---------- Information provided ----------

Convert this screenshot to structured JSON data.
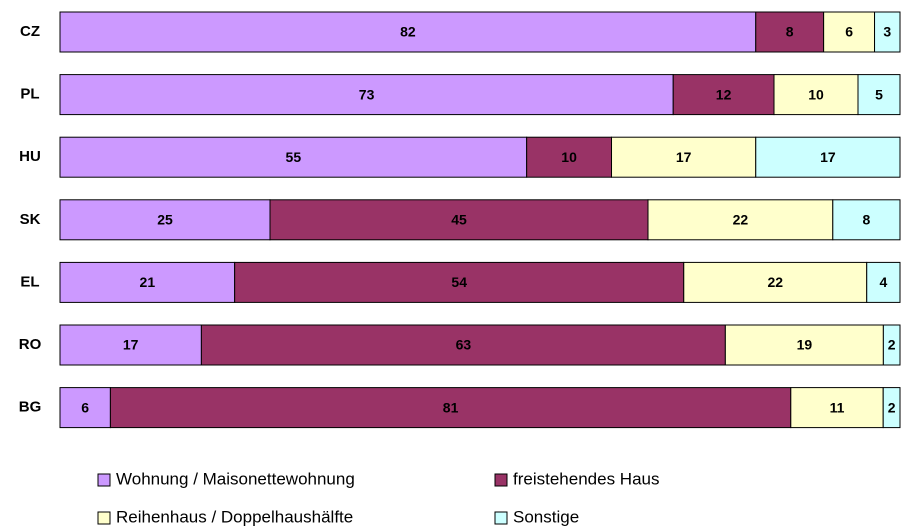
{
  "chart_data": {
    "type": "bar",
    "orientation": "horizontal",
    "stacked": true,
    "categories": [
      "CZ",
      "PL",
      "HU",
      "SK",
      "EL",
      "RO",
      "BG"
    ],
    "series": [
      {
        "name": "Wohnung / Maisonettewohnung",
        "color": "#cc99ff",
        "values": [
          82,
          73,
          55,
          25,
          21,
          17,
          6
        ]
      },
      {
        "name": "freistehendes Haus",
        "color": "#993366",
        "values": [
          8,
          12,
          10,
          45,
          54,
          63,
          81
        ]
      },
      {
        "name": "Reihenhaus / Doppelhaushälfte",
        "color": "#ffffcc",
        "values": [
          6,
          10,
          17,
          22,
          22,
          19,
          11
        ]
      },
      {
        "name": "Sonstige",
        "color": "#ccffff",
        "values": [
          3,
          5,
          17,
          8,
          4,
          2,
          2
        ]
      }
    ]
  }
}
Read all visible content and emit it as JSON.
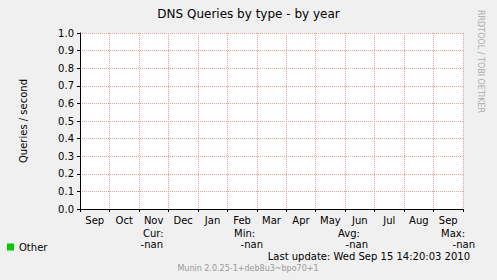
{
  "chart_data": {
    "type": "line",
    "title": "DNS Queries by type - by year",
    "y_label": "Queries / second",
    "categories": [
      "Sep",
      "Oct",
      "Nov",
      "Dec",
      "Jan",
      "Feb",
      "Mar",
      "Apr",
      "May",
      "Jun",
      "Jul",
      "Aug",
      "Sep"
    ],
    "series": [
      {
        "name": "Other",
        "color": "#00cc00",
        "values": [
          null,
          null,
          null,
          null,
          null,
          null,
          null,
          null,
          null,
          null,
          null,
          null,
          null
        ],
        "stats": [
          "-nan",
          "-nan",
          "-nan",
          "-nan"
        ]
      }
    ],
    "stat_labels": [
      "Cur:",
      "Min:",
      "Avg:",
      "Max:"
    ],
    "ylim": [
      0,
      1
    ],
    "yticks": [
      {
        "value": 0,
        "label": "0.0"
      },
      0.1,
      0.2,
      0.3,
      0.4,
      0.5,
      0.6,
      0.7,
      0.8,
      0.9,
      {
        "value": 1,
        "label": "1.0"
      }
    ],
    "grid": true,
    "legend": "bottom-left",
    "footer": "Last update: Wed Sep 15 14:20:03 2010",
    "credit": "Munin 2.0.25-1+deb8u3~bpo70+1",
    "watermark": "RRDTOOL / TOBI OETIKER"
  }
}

----------

== To do ==
List every line from the entries above in which "Queries" appears.

== Answer for the task ==
    "title": "DNS Queries by type - by year",
    "y_label": "Queries / second",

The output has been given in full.